TASK DIRECTIONS -> Pull out each line of the data that includes the word "text".

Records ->
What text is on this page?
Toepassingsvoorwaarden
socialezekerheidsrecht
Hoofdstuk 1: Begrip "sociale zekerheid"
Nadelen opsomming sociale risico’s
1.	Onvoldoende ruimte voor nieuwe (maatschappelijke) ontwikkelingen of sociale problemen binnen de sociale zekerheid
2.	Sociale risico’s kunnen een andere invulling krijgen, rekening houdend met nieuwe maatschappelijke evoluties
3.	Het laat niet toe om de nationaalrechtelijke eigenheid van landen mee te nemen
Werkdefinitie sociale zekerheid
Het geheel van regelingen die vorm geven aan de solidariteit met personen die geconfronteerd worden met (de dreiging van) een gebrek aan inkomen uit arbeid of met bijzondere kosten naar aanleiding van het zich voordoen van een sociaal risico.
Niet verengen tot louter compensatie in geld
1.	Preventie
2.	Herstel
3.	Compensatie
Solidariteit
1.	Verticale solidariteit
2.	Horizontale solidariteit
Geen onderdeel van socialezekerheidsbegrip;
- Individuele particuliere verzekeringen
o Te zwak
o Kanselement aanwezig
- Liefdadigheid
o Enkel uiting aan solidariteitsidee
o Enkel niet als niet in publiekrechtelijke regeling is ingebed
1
---
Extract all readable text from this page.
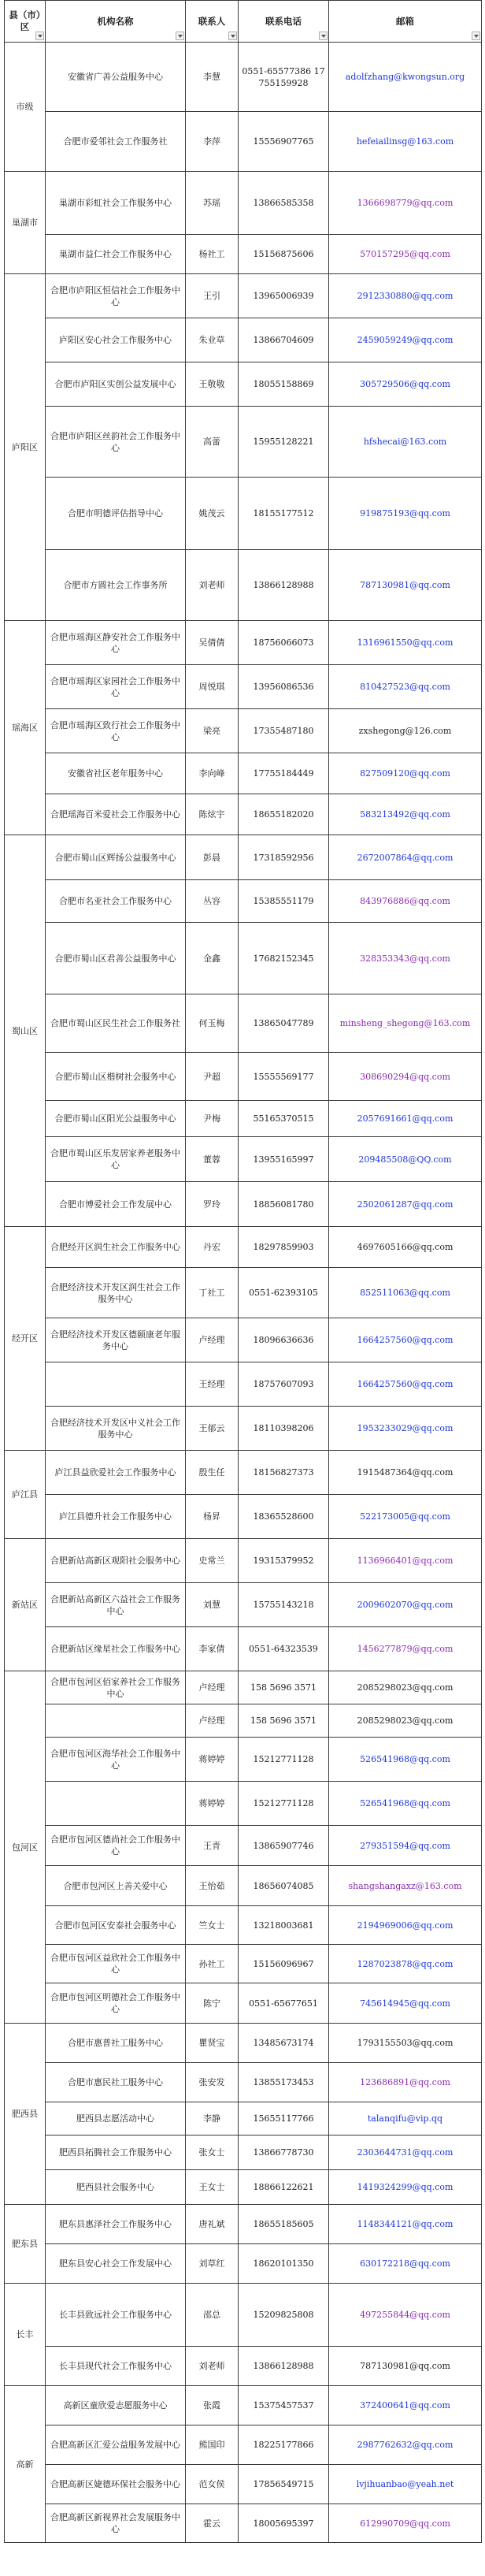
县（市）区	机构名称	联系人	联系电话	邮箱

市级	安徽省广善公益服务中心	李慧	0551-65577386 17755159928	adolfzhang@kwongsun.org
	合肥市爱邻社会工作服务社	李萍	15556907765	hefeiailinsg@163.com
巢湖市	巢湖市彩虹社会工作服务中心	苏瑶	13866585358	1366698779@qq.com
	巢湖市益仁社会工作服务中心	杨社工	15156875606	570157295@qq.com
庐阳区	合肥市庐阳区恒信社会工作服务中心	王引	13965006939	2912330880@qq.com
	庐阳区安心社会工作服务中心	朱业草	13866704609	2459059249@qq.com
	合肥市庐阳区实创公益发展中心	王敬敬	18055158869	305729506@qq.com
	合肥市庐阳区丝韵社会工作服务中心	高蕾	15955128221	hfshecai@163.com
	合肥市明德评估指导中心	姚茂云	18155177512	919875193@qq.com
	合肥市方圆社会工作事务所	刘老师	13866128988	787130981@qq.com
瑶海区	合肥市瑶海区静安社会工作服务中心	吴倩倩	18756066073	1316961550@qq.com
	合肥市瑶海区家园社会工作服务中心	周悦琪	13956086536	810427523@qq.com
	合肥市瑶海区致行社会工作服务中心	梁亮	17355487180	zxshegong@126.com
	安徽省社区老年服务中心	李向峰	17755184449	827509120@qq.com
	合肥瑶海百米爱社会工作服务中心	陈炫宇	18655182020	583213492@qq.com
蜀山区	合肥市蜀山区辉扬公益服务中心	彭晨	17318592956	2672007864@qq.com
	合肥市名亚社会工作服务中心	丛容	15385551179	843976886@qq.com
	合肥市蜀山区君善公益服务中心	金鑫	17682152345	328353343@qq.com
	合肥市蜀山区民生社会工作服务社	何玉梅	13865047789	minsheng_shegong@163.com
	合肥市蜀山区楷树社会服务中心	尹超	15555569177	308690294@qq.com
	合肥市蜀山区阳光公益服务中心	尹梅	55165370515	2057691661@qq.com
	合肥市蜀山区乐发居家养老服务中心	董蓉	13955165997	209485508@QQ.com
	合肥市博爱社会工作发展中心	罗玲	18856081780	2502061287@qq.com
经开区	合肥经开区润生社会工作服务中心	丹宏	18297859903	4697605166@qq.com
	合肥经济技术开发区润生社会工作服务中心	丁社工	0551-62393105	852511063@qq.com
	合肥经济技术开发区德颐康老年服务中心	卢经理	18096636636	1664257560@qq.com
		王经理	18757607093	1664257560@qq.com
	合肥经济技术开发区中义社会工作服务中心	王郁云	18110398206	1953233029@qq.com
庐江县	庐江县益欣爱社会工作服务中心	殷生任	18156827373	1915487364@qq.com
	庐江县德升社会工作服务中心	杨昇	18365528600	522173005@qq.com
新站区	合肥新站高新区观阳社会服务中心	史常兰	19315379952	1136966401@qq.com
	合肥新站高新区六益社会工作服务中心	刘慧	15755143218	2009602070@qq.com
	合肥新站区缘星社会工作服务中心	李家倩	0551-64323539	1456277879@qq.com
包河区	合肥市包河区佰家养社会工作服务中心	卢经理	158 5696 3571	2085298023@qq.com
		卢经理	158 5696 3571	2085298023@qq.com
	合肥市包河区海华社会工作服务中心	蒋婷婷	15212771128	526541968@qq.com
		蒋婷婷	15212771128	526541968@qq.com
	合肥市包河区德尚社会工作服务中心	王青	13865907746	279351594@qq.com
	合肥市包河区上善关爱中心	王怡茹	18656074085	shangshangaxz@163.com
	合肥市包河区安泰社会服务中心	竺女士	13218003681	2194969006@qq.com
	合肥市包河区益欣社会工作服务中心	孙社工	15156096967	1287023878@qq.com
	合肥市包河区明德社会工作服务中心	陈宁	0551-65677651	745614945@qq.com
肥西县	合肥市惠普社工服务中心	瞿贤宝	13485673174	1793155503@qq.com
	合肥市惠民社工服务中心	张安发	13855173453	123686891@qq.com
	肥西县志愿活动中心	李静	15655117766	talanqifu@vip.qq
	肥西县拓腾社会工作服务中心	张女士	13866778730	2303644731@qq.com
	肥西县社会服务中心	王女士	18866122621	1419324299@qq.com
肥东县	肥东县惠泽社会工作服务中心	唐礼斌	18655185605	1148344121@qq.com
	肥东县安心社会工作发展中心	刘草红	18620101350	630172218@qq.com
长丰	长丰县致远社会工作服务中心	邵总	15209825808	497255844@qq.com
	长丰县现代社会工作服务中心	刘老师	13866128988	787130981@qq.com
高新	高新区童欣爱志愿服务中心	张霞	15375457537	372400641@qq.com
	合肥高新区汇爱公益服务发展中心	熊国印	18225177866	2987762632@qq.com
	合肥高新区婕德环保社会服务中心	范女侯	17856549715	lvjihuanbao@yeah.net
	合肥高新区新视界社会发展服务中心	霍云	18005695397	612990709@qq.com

TASK RESULT ->
What text is on this page?
Extract all readable text from this page.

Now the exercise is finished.